▶ **LISTED ENTRIES**:
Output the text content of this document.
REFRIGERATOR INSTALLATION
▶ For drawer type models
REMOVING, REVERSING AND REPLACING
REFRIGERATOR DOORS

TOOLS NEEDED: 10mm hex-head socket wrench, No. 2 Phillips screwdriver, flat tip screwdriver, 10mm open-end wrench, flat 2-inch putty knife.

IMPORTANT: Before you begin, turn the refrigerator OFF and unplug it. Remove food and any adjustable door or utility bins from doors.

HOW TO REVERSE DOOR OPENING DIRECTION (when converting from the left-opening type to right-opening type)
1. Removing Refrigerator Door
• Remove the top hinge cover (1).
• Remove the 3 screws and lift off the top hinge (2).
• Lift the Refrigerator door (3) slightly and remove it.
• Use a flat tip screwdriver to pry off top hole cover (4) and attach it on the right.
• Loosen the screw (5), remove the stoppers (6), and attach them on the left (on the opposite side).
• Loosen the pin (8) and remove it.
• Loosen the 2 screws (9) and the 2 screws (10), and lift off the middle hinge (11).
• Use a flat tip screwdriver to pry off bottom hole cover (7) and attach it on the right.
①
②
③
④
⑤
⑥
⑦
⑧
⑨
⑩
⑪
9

▶ **YOUR GOAL**:
In the records above, locate each line with the word "right". Copy all such lines.

▶ **OUTPUT OF THE EXERCISE**:
HOW TO REVERSE DOOR OPENING DIRECTION (when converting from the left-opening type to right-opening type)
• Use a flat tip screwdriver to pry off top hole cover (4) and attach it on the right.
• Use a flat tip screwdriver to pry off bottom hole cover (7) and attach it on the right.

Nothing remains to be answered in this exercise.